• _Belge Metni_
━━━━━━━━━━━━━━━━

İlk metronun oraya yapılmasından da belli, Karaköy - Galata arası pek dik bir yoldur, seçenek çeşitlidir ama merdiven ya da yokuştan kaçmak imkansızdır. Yüksek kaldırım tabii en bilinen ve en hareketli seçenektir. Ben Galata kulesinin dibinden, Saint George’dan kıvrılıp, Pietro e paoli kilisesinin duvarındaki aşk ilanlarını okuduktan sonra, Eski Banka sokağına inerim, Sen Piyer hanının acıklı haline üzülüp (hani şu 1772’de fransız elçisinin yaptırdığı ve cephesinde hala bourbonların fleurs de lys’li armalarının bulunduğu han), kesinlikle dosdoğru bankalar caddesine inmem, sola, Avusturya Lisesi’nin sokağına sapar, illaki Camondo merdivenlerinden inerim. Bu merdiven tabii ki şehrin diğer merdivenlerine benzemez, kız gibidir, trabzanlarının kıvrımları pek cüretkardır. Bana öyle geliyor ki aile bu merdivenleri, sırf kendileri için, yukardaki evlerinden -hadi malikane diyelim- aşağıdaki bankalarına ulaşmak için yaptırmışlardır. Yukarı çıkmak için aynı yolu denemem bile, tünele binerim, son zamanlarda binanın içinde etrafıma bakmamaya çalışarak hızla biniyorum; o ürkünç, umumi hela görüntüsüne tahammül edemiyorum. Taklit yetenekleri bile yok bu adamların.

━━━━━━━━━━━━━━━━

• _Verilen Veriler_
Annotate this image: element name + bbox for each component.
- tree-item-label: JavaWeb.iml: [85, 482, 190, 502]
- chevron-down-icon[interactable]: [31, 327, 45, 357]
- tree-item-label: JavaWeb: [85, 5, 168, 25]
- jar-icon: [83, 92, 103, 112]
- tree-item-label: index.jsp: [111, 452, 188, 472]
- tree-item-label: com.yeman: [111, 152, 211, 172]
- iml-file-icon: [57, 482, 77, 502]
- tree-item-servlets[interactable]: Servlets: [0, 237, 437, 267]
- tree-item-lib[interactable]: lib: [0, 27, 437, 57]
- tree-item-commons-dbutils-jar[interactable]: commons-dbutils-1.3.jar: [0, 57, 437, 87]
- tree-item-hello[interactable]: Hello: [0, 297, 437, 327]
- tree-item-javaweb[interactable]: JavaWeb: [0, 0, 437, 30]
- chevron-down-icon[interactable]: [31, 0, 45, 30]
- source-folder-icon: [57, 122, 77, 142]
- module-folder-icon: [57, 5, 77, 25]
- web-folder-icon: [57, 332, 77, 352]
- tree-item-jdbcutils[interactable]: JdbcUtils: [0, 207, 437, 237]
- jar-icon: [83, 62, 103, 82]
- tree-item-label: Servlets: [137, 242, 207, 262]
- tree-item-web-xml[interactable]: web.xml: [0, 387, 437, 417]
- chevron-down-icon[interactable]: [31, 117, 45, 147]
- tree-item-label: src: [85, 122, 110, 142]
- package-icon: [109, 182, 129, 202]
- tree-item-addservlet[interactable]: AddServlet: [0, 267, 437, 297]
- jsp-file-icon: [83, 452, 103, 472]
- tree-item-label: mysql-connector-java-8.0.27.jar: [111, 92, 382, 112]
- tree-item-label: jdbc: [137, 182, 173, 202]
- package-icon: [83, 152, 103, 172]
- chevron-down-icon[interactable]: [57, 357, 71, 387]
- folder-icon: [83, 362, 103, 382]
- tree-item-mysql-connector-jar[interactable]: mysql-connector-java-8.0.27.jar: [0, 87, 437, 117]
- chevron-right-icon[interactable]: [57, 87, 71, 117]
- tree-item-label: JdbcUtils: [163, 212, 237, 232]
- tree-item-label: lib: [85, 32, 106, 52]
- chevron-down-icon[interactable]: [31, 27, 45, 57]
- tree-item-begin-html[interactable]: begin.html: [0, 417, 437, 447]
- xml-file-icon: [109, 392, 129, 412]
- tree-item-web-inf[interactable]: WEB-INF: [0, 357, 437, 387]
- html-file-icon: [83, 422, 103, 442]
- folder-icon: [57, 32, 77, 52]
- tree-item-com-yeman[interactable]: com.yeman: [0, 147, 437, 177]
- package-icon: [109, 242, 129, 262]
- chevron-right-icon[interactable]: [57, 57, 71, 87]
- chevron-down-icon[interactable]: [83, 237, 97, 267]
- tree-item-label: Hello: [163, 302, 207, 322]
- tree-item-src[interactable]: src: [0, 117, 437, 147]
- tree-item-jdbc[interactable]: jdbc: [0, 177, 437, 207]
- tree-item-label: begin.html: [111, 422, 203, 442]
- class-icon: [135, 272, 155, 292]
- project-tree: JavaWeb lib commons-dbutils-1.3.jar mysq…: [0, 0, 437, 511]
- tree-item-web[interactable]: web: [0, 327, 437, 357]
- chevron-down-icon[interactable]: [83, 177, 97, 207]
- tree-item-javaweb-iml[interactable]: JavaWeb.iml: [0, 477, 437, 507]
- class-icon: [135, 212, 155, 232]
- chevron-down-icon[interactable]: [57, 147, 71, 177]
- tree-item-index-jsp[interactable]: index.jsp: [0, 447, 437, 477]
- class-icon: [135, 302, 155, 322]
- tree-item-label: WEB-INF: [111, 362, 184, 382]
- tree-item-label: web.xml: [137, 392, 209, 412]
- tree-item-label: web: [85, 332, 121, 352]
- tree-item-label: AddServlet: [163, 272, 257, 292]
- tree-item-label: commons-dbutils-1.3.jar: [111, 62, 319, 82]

━━━━━━━━━━━━━━━━

• _Görev Yönergesi_
Karaköy ile Galata arasındaki yolu anlatan metni, son cümlesinden sonra gelecek biçimde sürdürün.

• _Görev Sonucu_
22 Ekim 2008 Çarşamba

Kadırga


Alçak uzun bina seviyorum, bu şehirde az olduğundan olsa gerek, gördüğümde durup bakıyorum, baktığımda binanın arkasında bir kilise ve üstelik bir de kubbeli kilise görünce şaşakalıyorum. Uzun bina görmek zor, olsa olsa dini bir binanın dükkanları olur, nitekim bu da öyle; rum ortodoks kilisesi ayia kiryaki kilisesinin, kadırga limanı caddesinde bir güzel yayılmış dükkanları. Binayı görünce gözüm kilise aradı, kafamı kaldırdım, oradaydı çan kulesi, ama hani o ancak tanzimattan sonra izin verilen kubbelerden birini görebilmek için arka sokağa geçmem gerekti. 100 yıl önce yapılmasına izin verilen o kubbenin fotoğrafını çekmemden haz etmedi mahalle delikanlıları, oturup anlatamadım tabii kendilerine o kubbenin altında ne mühim tablolar olduğunu ve o kubbe orada olmasa alt katında o kadar ucuza döner yiyemeyeceklerini.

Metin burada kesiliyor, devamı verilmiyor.